▶ [STATED PROBLEM] Please give the listing again in its entirety, exactly as written.

▶ [DATA FOR THE TASK]

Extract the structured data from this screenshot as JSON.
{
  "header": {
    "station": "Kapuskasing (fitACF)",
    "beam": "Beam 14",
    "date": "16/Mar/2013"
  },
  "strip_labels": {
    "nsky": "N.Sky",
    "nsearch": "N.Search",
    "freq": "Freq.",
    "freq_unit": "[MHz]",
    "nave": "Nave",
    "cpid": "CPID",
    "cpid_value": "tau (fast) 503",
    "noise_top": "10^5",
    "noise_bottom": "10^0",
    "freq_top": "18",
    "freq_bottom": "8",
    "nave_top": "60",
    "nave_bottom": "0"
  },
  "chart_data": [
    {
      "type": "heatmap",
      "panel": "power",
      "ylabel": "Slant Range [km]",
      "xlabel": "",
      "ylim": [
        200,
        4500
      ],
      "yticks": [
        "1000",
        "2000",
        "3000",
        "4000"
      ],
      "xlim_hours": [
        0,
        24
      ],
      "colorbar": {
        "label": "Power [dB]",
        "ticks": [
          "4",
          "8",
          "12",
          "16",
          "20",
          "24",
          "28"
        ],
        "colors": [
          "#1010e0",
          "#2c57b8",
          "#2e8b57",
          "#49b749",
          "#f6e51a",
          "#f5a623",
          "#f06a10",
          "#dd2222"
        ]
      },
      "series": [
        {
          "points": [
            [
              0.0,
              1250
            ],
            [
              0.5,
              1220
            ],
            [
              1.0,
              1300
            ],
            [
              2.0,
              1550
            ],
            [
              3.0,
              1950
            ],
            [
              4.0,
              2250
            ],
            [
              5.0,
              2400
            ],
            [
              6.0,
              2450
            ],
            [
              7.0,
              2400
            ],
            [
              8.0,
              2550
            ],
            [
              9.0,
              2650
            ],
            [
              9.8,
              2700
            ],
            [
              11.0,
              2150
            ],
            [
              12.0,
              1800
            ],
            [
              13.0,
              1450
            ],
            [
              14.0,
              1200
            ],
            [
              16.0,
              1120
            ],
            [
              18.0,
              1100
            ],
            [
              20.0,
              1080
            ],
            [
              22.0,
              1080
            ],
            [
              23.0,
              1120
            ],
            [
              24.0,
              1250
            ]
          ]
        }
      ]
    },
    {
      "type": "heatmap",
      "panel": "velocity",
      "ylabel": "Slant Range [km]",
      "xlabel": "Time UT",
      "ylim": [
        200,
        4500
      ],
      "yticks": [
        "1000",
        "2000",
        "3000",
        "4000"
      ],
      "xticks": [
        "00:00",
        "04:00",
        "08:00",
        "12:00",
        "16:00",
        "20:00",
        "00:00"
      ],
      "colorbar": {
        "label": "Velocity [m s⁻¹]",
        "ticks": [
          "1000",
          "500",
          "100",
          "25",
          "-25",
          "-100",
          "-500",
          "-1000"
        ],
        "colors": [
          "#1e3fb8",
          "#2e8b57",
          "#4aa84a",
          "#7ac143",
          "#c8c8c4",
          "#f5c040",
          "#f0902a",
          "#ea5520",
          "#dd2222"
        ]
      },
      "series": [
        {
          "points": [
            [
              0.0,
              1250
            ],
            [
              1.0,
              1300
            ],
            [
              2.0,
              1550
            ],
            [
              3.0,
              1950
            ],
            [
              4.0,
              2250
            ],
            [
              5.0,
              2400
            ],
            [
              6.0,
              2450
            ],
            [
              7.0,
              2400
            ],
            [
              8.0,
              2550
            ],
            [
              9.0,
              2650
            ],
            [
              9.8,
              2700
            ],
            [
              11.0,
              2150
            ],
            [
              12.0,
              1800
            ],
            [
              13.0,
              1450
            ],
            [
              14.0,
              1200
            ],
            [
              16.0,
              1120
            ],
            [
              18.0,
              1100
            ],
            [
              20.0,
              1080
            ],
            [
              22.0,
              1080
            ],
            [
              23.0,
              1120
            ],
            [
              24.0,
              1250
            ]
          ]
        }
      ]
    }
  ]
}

▶ [THE OUTPUT]
Extract the structured data from this screenshot as JSON.
{
  "header": {
    "station": "Kapuskasing (fitACF)",
    "beam": "Beam 14",
    "date": "16/Mar/2013"
  },
  "strip_labels": {
    "nsky": "N.Sky",
    "nsearch": "N.Search",
    "freq": "Freq.",
    "freq_unit": "[MHz]",
    "nave": "Nave",
    "cpid": "CPID",
    "cpid_value": "tau (fast) 503",
    "noise_top": "10^5",
    "noise_bottom": "10^0",
    "freq_top": "18",
    "freq_bottom": "8",
    "nave_top": "60",
    "nave_bottom": "0"
  },
  "chart_data": [
    {
      "type": "heatmap",
      "panel": "power",
      "ylabel": "Slant Range [km]",
      "xlabel": "",
      "ylim": [
        200,
        4500
      ],
      "yticks": [
        "1000",
        "2000",
        "3000",
        "4000"
      ],
      "xlim_hours": [
        0,
        24
      ],
      "colorbar": {
        "label": "Power [dB]",
        "ticks": [
          "4",
          "8",
          "12",
          "16",
          "20",
          "24",
          "28"
        ],
        "colors": [
          "#1010e0",
          "#2c57b8",
          "#2e8b57",
          "#49b749",
          "#f6e51a",
          "#f5a623",
          "#f06a10",
          "#dd2222"
        ]
      },
      "series": [
        {
          "points": [
            [
              0.0,
              1250
            ],
            [
              0.5,
              1220
            ],
            [
              1.0,
              1300
            ],
            [
              2.0,
              1550
            ],
            [
              3.0,
              1950
            ],
            [
              4.0,
              2250
            ],
            [
              5.0,
              2400
            ],
            [
              6.0,
              2450
            ],
            [
              7.0,
              2400
            ],
            [
              8.0,
              2550
            ],
            [
              9.0,
              2650
            ],
            [
              9.8,
              2700
            ],
            [
              11.0,
              2150
            ],
            [
              12.0,
              1800
            ],
            [
              13.0,
              1450
            ],
            [
              14.0,
              1200
            ],
            [
              16.0,
              1120
            ],
            [
              18.0,
              1100
            ],
            [
              20.0,
              1080
            ],
            [
              22.0,
              1080
            ],
            [
              23.0,
              1120
            ],
            [
              24.0,
              1250
            ]
          ]
        }
      ]
    },
    {
      "type": "heatmap",
      "panel": "velocity",
      "ylabel": "Slant Range [km]",
      "xlabel": "Time UT",
      "ylim": [
        200,
        4500
      ],
      "yticks": [
        "1000",
        "2000",
        "3000",
        "4000"
      ],
      "xticks": [
        "00:00",
        "04:00",
        "08:00",
        "12:00",
        "16:00",
        "20:00",
        "00:00"
      ],
      "colorbar": {
        "label": "Velocity [m s⁻¹]",
        "ticks": [
          "1000",
          "500",
          "100",
          "25",
          "-25",
          "-100",
          "-500",
          "-1000"
        ],
        "colors": [
          "#1e3fb8",
          "#2e8b57",
          "#4aa84a",
          "#7ac143",
          "#c8c8c4",
          "#f5c040",
          "#f0902a",
          "#ea5520",
          "#dd2222"
        ]
      },
      "series": [
        {
          "points": [
            [
              0.0,
              1250
            ],
            [
              1.0,
              1300
            ],
            [
              2.0,
              1550
            ],
            [
              3.0,
              1950
            ],
            [
              4.0,
              2250
            ],
            [
              5.0,
              2400
            ],
            [
              6.0,
              2450
            ],
            [
              7.0,
              2400
            ],
            [
              8.0,
              2550
            ],
            [
              9.0,
              2650
            ],
            [
              9.8,
              2700
            ],
            [
              11.0,
              2150
            ],
            [
              12.0,
              1800
            ],
            [
              13.0,
              1450
            ],
            [
              14.0,
              1200
            ],
            [
              16.0,
              1120
            ],
            [
              18.0,
              1100
            ],
            [
              20.0,
              1080
            ],
            [
              22.0,
              1080
            ],
            [
              23.0,
              1120
            ],
            [
              24.0,
              1250
            ]
          ]
        }
      ]
    }
  ]
}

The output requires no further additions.